_TASK INSTRUCTIONS_. Quote, verbatim, all material below, without pictures.

A block of data:

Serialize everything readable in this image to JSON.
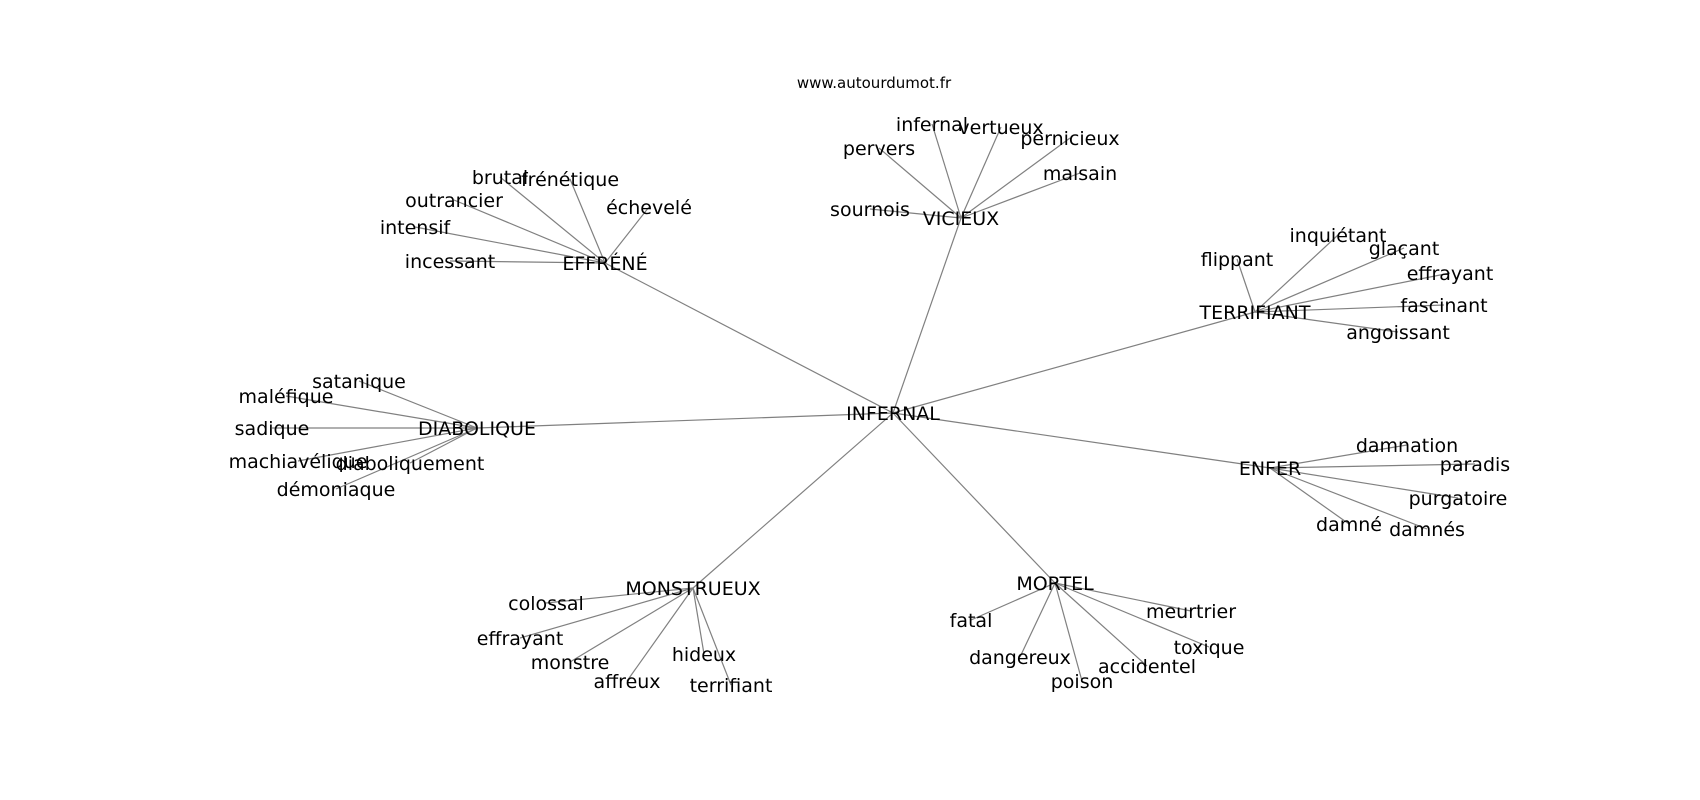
{
  "site": "www.autourdumot.fr",
  "root": {
    "label": "INFERNAL"
  },
  "groups": [
    {
      "id": "effrene",
      "label": "EFFRÉNÉ",
      "leaves": [
        "brutal",
        "frénétique",
        "échevelé",
        "outrancier",
        "intensif",
        "incessant"
      ]
    },
    {
      "id": "vicieux",
      "label": "VICIEUX",
      "leaves": [
        "infernal",
        "vertueux",
        "pervers",
        "pernicieux",
        "malsain",
        "sournois"
      ]
    },
    {
      "id": "terrifiant",
      "label": "TERRIFIANT",
      "leaves": [
        "inquiétant",
        "flippant",
        "glaçant",
        "effrayant",
        "fascinant",
        "angoissant"
      ]
    },
    {
      "id": "diabolique",
      "label": "DIABOLIQUE",
      "leaves": [
        "satanique",
        "maléfique",
        "sadique",
        "machiavélique",
        "diaboliquement",
        "démoniaque"
      ]
    },
    {
      "id": "enfer",
      "label": "ENFER",
      "leaves": [
        "damnation",
        "paradis",
        "purgatoire",
        "damné",
        "damnés"
      ]
    },
    {
      "id": "monstrueux",
      "label": "MONSTRUEUX",
      "leaves": [
        "colossal",
        "effrayant",
        "monstre",
        "hideux",
        "affreux",
        "terrifiant"
      ]
    },
    {
      "id": "mortel",
      "label": "MORTEL",
      "leaves": [
        "meurtrier",
        "fatal",
        "toxique",
        "dangereux",
        "accidentel",
        "poison"
      ]
    }
  ]
}
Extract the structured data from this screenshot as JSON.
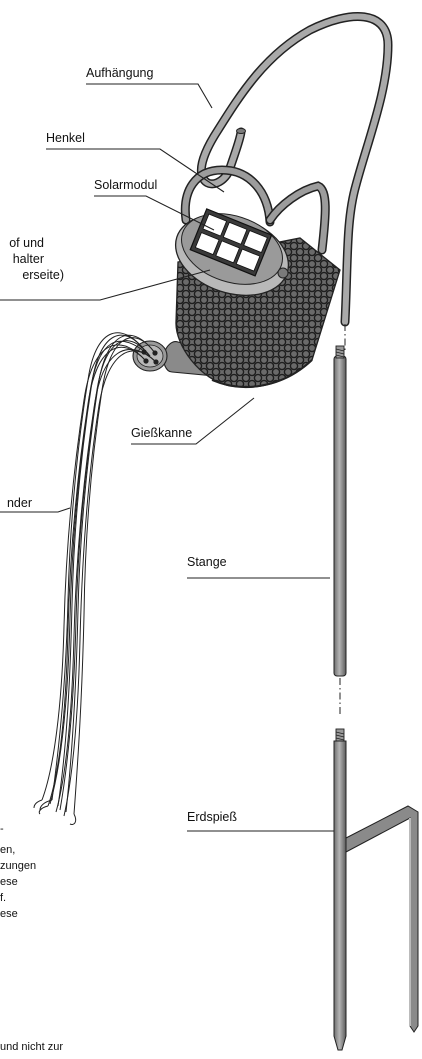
{
  "labels": {
    "aufhaengung": "Aufhängung",
    "henkel": "Henkel",
    "solarmodul": "Solarmodul",
    "giesskanne": "Gießkanne",
    "stange": "Stange",
    "erdspiess": "Erdspieß"
  },
  "cut_text": {
    "spot_line1": "of und",
    "spot_line2": "halter",
    "spot_line3": "erseite)",
    "ender": "nder",
    "hint_line1": "-",
    "hint_line2": "en,",
    "hint_line3": "zungen",
    "hint_line4": "ese",
    "hint_line5": "f.",
    "hint_line6": "ese",
    "hint_line7": "und nicht zur"
  },
  "colors": {
    "line": "#222222",
    "rod": "#8a8a8a",
    "rod_dark": "#5e5e5e",
    "rod_light": "#b8b8b8",
    "can": "#7a7a7a",
    "solar_frame": "#3a3a3a",
    "solar_cell": "#ffffff"
  }
}
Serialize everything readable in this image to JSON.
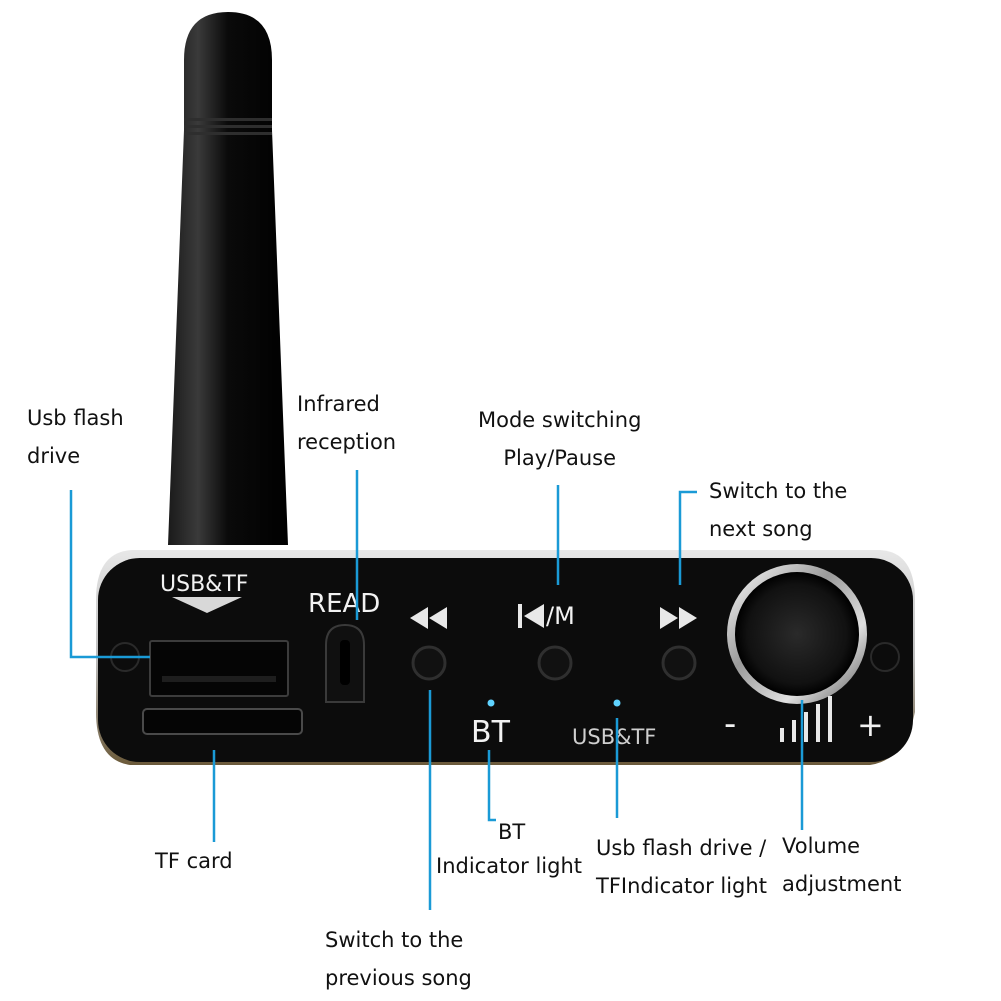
{
  "device": {
    "panel_labels": {
      "usb_tf": "USB&TF",
      "read": "READ",
      "mode": "/M",
      "bt": "BT",
      "usb_tf_indicator": "USB&TF",
      "minus": "-",
      "plus": "+"
    }
  },
  "callouts": {
    "usb_flash_drive": [
      "Usb flash",
      "drive"
    ],
    "infrared_reception": [
      "Infrared",
      "reception"
    ],
    "mode_switching": [
      "Mode switching",
      "Play/Pause"
    ],
    "next_song": [
      "Switch to the",
      "next song"
    ],
    "tf_card": [
      "TF card"
    ],
    "bt_indicator": [
      "BT",
      "Indicator light"
    ],
    "usb_tf_indicator": [
      "Usb flash drive /",
      "TFIndicator light"
    ],
    "volume": [
      "Volume",
      "adjustment"
    ],
    "previous_song": [
      "Switch to the",
      "previous song"
    ]
  },
  "colors": {
    "leader_line": "#1a9ad6",
    "panel": "#0c0c0c",
    "led": "#5fd3ff",
    "antenna": "#0a0a0a"
  },
  "icons": {
    "previous": "rewind-icon",
    "play_pause": "skip-back-icon",
    "next": "fast-forward-icon",
    "volume": "volume-bars-icon"
  }
}
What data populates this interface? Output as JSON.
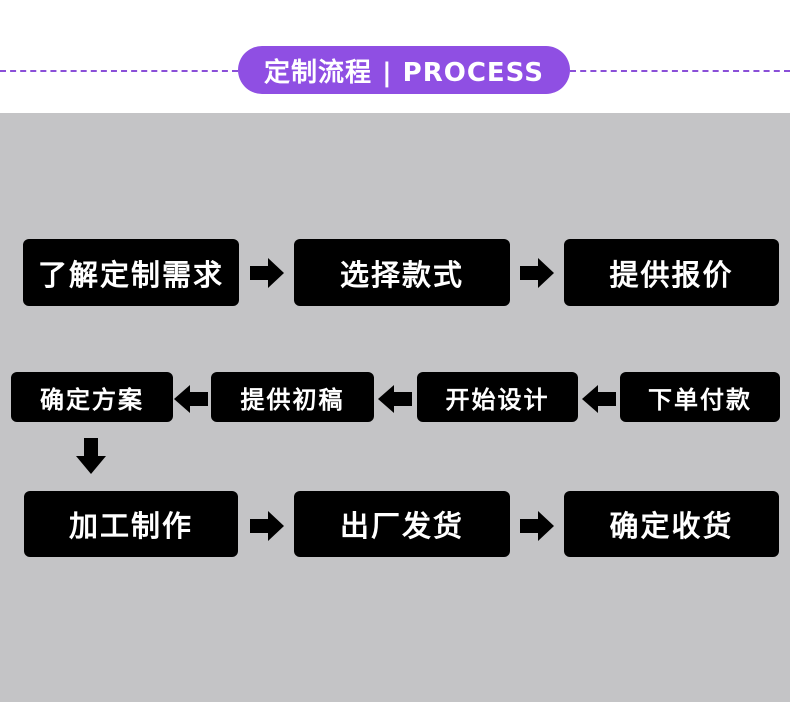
{
  "header": {
    "title": "定制流程 | PROCESS",
    "accent": "#8f4fe3"
  },
  "steps": {
    "s1": "了解定制需求",
    "s2": "选择款式",
    "s3": "提供报价",
    "s4": "下单付款",
    "s5": "开始设计",
    "s6": "提供初稿",
    "s7": "确定方案",
    "s8": "加工制作",
    "s9": "出厂发货",
    "s10": "确定收货"
  }
}
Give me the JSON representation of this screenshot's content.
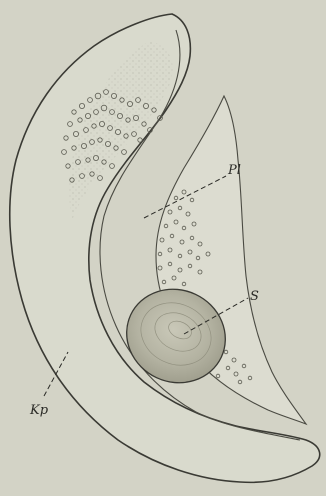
{
  "figure": {
    "labels": {
      "kp": "Kp",
      "pl": "Pl",
      "s": "S"
    },
    "colors": {
      "background": "#d3d3c6",
      "body_fill": "#d9dacd",
      "ink": "#3a3a34",
      "nucleus": "#b9b8a8"
    }
  }
}
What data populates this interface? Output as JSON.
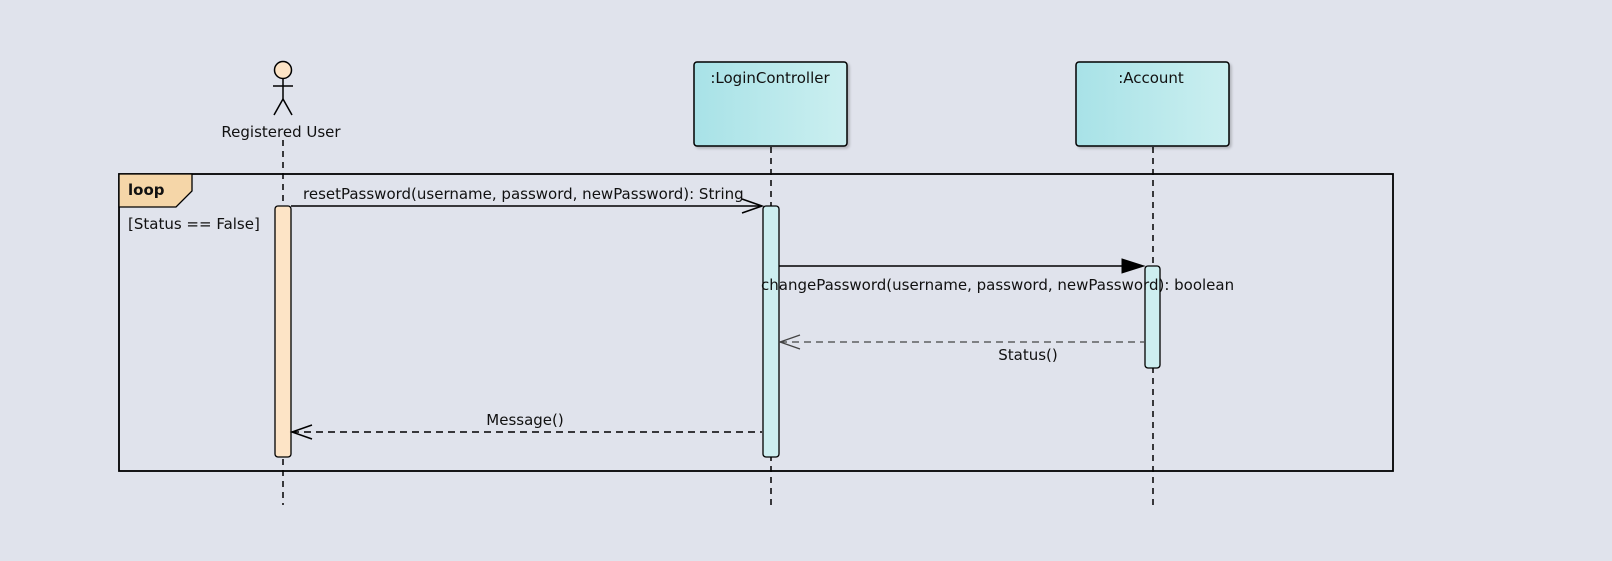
{
  "participants": {
    "actor": {
      "label": "Registered User"
    },
    "controller": {
      "label": ":LoginController"
    },
    "account": {
      "label": ":Account"
    }
  },
  "fragment": {
    "operator": "loop",
    "guard": "[Status == False]"
  },
  "messages": {
    "m1": {
      "label": "resetPassword(username, password, newPassword): String",
      "type": "sync"
    },
    "m2": {
      "label": "changePassword(username, password, newPassword): boolean",
      "type": "sync"
    },
    "m3": {
      "label": "Status()",
      "type": "return"
    },
    "m4": {
      "label": "Message()",
      "type": "return"
    }
  },
  "colors": {
    "background": "#e0e3ec",
    "actor_fill": "#fde4c6",
    "object_fill_start": "#a8e2e7",
    "object_fill_end": "#cbeff0",
    "activation_fill": "#cdeef0",
    "loop_tag_fill": "#f5d6a8",
    "line": "#000000"
  }
}
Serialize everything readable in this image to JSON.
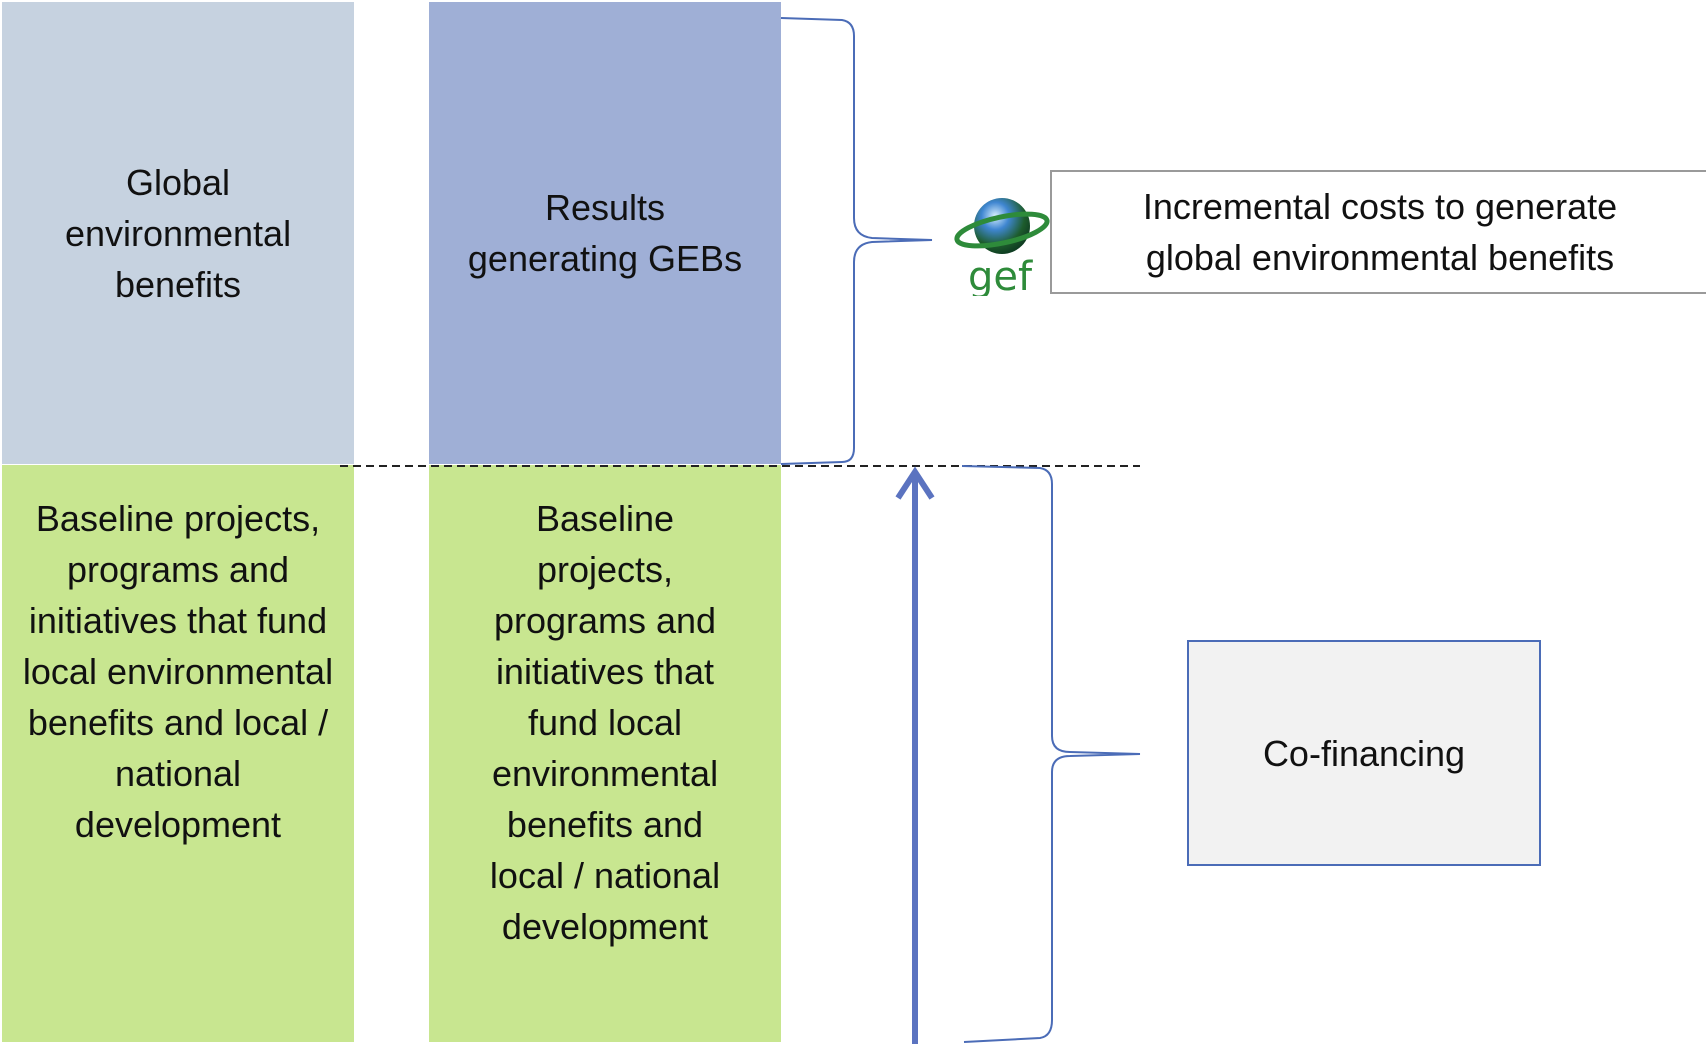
{
  "left_column": {
    "top_block": "Global environmental benefits",
    "bottom_block": "Baseline projects, programs and initiatives that fund local environmental benefits and local / national development"
  },
  "right_column": {
    "top_block": "Results generating GEBs",
    "bottom_block": "Baseline projects, programs and initiatives that fund local environmental benefits and local / national development"
  },
  "callouts": {
    "incremental": "Incremental costs to generate global environmental benefits",
    "cofinancing": "Co-financing"
  },
  "logo": {
    "text": "gef",
    "icon": "globe-with-orbit-icon"
  },
  "colors": {
    "global_benefits_block": "#c6d2e0",
    "results_block": "#9fafd6",
    "baseline_block": "#c8e690",
    "bracket_line": "#4b6cb7",
    "arrow": "#5b73c0",
    "logo_green": "#2e8b3a",
    "logo_blue": "#1f5fa8"
  }
}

_EXERCISE ANSWER_.
Serialize everything readable in this image to JSON.
{
  "site": "www.autourdumot.fr",
  "root": {
    "label": "INFERNAL"
  },
  "groups": [
    {
      "id": "effrene",
      "label": "EFFRÉNÉ",
      "leaves": [
        "brutal",
        "frénétique",
        "échevelé",
        "outrancier",
        "intensif",
        "incessant"
      ]
    },
    {
      "id": "vicieux",
      "label": "VICIEUX",
      "leaves": [
        "infernal",
        "vertueux",
        "pervers",
        "pernicieux",
        "malsain",
        "sournois"
      ]
    },
    {
      "id": "terrifiant",
      "label": "TERRIFIANT",
      "leaves": [
        "inquiétant",
        "flippant",
        "glaçant",
        "effrayant",
        "fascinant",
        "angoissant"
      ]
    },
    {
      "id": "diabolique",
      "label": "DIABOLIQUE",
      "leaves": [
        "satanique",
        "maléfique",
        "sadique",
        "machiavélique",
        "diaboliquement",
        "démoniaque"
      ]
    },
    {
      "id": "enfer",
      "label": "ENFER",
      "leaves": [
        "damnation",
        "paradis",
        "purgatoire",
        "damné",
        "damnés"
      ]
    },
    {
      "id": "monstrueux",
      "label": "MONSTRUEUX",
      "leaves": [
        "colossal",
        "effrayant",
        "monstre",
        "hideux",
        "affreux",
        "terrifiant"
      ]
    },
    {
      "id": "mortel",
      "label": "MORTEL",
      "leaves": [
        "meurtrier",
        "fatal",
        "toxique",
        "dangereux",
        "accidentel",
        "poison"
      ]
    }
  ]
}
Extract the structured data from this screenshot as JSON.
{
  "labels": {
    "aufhaengung": "Aufhängung",
    "henkel": "Henkel",
    "solarmodul": "Solarmodul",
    "giesskanne": "Gießkanne",
    "stange": "Stange",
    "erdspiess": "Erdspieß"
  },
  "cut_text": {
    "spot_line1": "of und",
    "spot_line2": "halter",
    "spot_line3": "erseite)",
    "ender": "nder",
    "hint_line1": "-",
    "hint_line2": "en,",
    "hint_line3": "zungen",
    "hint_line4": "ese",
    "hint_line5": "f.",
    "hint_line6": "ese",
    "hint_line7": "und nicht zur"
  },
  "colors": {
    "line": "#222222",
    "rod": "#8a8a8a",
    "rod_dark": "#5e5e5e",
    "rod_light": "#b8b8b8",
    "can": "#7a7a7a",
    "solar_frame": "#3a3a3a",
    "solar_cell": "#ffffff"
  }
}
Serialize everything readable in this image to JSON.
{
  "device": {
    "panel_labels": {
      "usb_tf": "USB&TF",
      "read": "READ",
      "mode": "/M",
      "bt": "BT",
      "usb_tf_indicator": "USB&TF",
      "minus": "-",
      "plus": "+"
    }
  },
  "callouts": {
    "usb_flash_drive": [
      "Usb flash",
      "drive"
    ],
    "infrared_reception": [
      "Infrared",
      "reception"
    ],
    "mode_switching": [
      "Mode switching",
      "Play/Pause"
    ],
    "next_song": [
      "Switch to the",
      "next song"
    ],
    "tf_card": [
      "TF card"
    ],
    "bt_indicator": [
      "BT",
      "Indicator light"
    ],
    "usb_tf_indicator": [
      "Usb flash drive /",
      "TFIndicator light"
    ],
    "volume": [
      "Volume",
      "adjustment"
    ],
    "previous_song": [
      "Switch to the",
      "previous song"
    ]
  },
  "colors": {
    "leader_line": "#1a9ad6",
    "panel": "#0c0c0c",
    "led": "#5fd3ff",
    "antenna": "#0a0a0a"
  },
  "icons": {
    "previous": "rewind-icon",
    "play_pause": "skip-back-icon",
    "next": "fast-forward-icon",
    "volume": "volume-bars-icon"
  }
}
What data populates this interface? Output as JSON.
{
  "header": {
    "title": "定制流程 | PROCESS",
    "accent": "#8f4fe3"
  },
  "steps": {
    "s1": "了解定制需求",
    "s2": "选择款式",
    "s3": "提供报价",
    "s4": "下单付款",
    "s5": "开始设计",
    "s6": "提供初稿",
    "s7": "确定方案",
    "s8": "加工制作",
    "s9": "出厂发货",
    "s10": "确定收货"
  }
}
Give me the JSON representation of this screenshot's content.
{
  "figure": {
    "labels": {
      "kp": "Kp",
      "pl": "Pl",
      "s": "S"
    },
    "colors": {
      "background": "#d3d3c6",
      "body_fill": "#d9dacd",
      "ink": "#3a3a34",
      "nucleus": "#b9b8a8"
    }
  }
}
What data populates this interface? Output as JSON.
{
  "participants": {
    "actor": {
      "label": "Registered User"
    },
    "controller": {
      "label": ":LoginController"
    },
    "account": {
      "label": ":Account"
    }
  },
  "fragment": {
    "operator": "loop",
    "guard": "[Status == False]"
  },
  "messages": {
    "m1": {
      "label": "resetPassword(username, password, newPassword): String",
      "type": "sync"
    },
    "m2": {
      "label": "changePassword(username, password, newPassword): boolean",
      "type": "sync"
    },
    "m3": {
      "label": "Status()",
      "type": "return"
    },
    "m4": {
      "label": "Message()",
      "type": "return"
    }
  },
  "colors": {
    "background": "#e0e3ec",
    "actor_fill": "#fde4c6",
    "object_fill_start": "#a8e2e7",
    "object_fill_end": "#cbeff0",
    "activation_fill": "#cdeef0",
    "loop_tag_fill": "#f5d6a8",
    "line": "#000000"
  }
}
Serialize everything readable in this image to JSON.
{
  "left_column": {
    "top_block": "Global environmental benefits",
    "bottom_block": "Baseline projects, programs and initiatives that fund local environmental benefits and local / national development"
  },
  "right_column": {
    "top_block": "Results generating GEBs",
    "bottom_block": "Baseline projects, programs and initiatives that fund local environmental benefits and local / national development"
  },
  "callouts": {
    "incremental": "Incremental costs to generate global environmental benefits",
    "cofinancing": "Co-financing"
  },
  "logo": {
    "text": "gef",
    "icon": "globe-with-orbit-icon"
  },
  "colors": {
    "global_benefits_block": "#c6d2e0",
    "results_block": "#9fafd6",
    "baseline_block": "#c8e690",
    "bracket_line": "#4b6cb7",
    "arrow": "#5b73c0",
    "logo_green": "#2e8b3a",
    "logo_blue": "#1f5fa8"
  }
}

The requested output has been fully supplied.